EXTRACTED DATA:
○ ○ ○

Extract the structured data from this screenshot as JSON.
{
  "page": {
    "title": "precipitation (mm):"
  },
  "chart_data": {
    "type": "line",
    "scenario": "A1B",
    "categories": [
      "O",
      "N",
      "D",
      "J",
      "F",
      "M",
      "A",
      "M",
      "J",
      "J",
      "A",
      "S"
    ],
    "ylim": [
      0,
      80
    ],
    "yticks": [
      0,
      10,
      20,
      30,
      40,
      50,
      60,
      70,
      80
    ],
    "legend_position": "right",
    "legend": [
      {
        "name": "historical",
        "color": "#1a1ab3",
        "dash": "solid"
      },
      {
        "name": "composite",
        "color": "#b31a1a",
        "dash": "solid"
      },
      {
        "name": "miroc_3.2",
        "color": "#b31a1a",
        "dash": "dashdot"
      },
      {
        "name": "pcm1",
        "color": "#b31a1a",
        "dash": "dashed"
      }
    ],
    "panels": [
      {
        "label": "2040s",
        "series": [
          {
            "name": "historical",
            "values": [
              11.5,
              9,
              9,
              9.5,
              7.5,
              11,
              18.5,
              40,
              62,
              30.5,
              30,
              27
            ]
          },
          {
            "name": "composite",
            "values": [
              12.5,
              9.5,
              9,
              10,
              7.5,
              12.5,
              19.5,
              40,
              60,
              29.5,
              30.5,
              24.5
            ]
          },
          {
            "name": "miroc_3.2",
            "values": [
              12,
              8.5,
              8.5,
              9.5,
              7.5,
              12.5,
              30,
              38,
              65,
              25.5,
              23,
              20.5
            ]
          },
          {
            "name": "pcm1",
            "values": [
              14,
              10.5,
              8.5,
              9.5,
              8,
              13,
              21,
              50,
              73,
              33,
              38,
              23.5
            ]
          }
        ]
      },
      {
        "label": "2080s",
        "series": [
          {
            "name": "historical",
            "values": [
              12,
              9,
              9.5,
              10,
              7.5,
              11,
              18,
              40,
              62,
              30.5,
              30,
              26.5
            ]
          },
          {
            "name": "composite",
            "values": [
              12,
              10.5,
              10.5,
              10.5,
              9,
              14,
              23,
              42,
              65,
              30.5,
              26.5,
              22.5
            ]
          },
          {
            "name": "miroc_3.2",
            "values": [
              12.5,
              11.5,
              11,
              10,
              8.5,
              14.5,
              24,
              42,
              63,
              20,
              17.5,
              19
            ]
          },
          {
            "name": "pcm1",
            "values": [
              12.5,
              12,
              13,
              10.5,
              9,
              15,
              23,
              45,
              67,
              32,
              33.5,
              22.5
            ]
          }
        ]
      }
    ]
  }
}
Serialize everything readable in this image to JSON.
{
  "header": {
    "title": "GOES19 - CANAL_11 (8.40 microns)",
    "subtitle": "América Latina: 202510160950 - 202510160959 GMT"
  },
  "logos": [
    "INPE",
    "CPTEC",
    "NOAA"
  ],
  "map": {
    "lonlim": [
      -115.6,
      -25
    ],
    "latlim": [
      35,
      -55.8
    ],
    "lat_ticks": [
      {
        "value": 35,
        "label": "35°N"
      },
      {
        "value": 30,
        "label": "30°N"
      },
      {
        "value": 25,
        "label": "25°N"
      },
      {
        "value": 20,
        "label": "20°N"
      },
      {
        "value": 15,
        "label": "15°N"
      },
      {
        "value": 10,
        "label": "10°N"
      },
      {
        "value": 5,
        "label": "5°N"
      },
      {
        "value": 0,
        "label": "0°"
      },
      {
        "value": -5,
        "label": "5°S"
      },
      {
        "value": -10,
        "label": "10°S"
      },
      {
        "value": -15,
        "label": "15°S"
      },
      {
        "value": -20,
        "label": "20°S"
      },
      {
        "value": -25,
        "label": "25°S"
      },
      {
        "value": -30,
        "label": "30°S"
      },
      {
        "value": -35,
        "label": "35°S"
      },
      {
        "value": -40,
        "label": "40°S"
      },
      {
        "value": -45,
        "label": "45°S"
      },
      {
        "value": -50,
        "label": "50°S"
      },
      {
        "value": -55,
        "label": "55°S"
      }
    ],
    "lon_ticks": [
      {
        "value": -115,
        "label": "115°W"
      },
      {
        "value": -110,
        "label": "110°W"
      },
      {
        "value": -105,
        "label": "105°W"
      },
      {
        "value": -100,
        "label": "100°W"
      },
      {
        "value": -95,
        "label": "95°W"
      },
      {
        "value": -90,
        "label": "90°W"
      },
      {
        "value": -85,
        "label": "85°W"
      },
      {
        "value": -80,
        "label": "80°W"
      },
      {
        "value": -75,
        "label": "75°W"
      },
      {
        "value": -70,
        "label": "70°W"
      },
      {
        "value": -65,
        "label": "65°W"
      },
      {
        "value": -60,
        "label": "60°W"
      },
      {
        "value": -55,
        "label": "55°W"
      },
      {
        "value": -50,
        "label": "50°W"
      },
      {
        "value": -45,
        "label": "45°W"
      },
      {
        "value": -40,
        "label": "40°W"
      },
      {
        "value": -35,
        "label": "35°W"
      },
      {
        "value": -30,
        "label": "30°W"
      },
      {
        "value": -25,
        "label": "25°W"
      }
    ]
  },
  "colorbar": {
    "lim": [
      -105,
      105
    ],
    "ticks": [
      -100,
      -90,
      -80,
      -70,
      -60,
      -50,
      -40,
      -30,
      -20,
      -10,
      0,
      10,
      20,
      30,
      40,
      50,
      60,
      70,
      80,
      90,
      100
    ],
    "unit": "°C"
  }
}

○ ○ ○

PROMPT: Copy every line in the records above that contains the word "dash".

COMPLETED TASK:
        "dash": "solid"
        "dash": "solid"
        "dash": "dashdot"
        "dash": "dashed"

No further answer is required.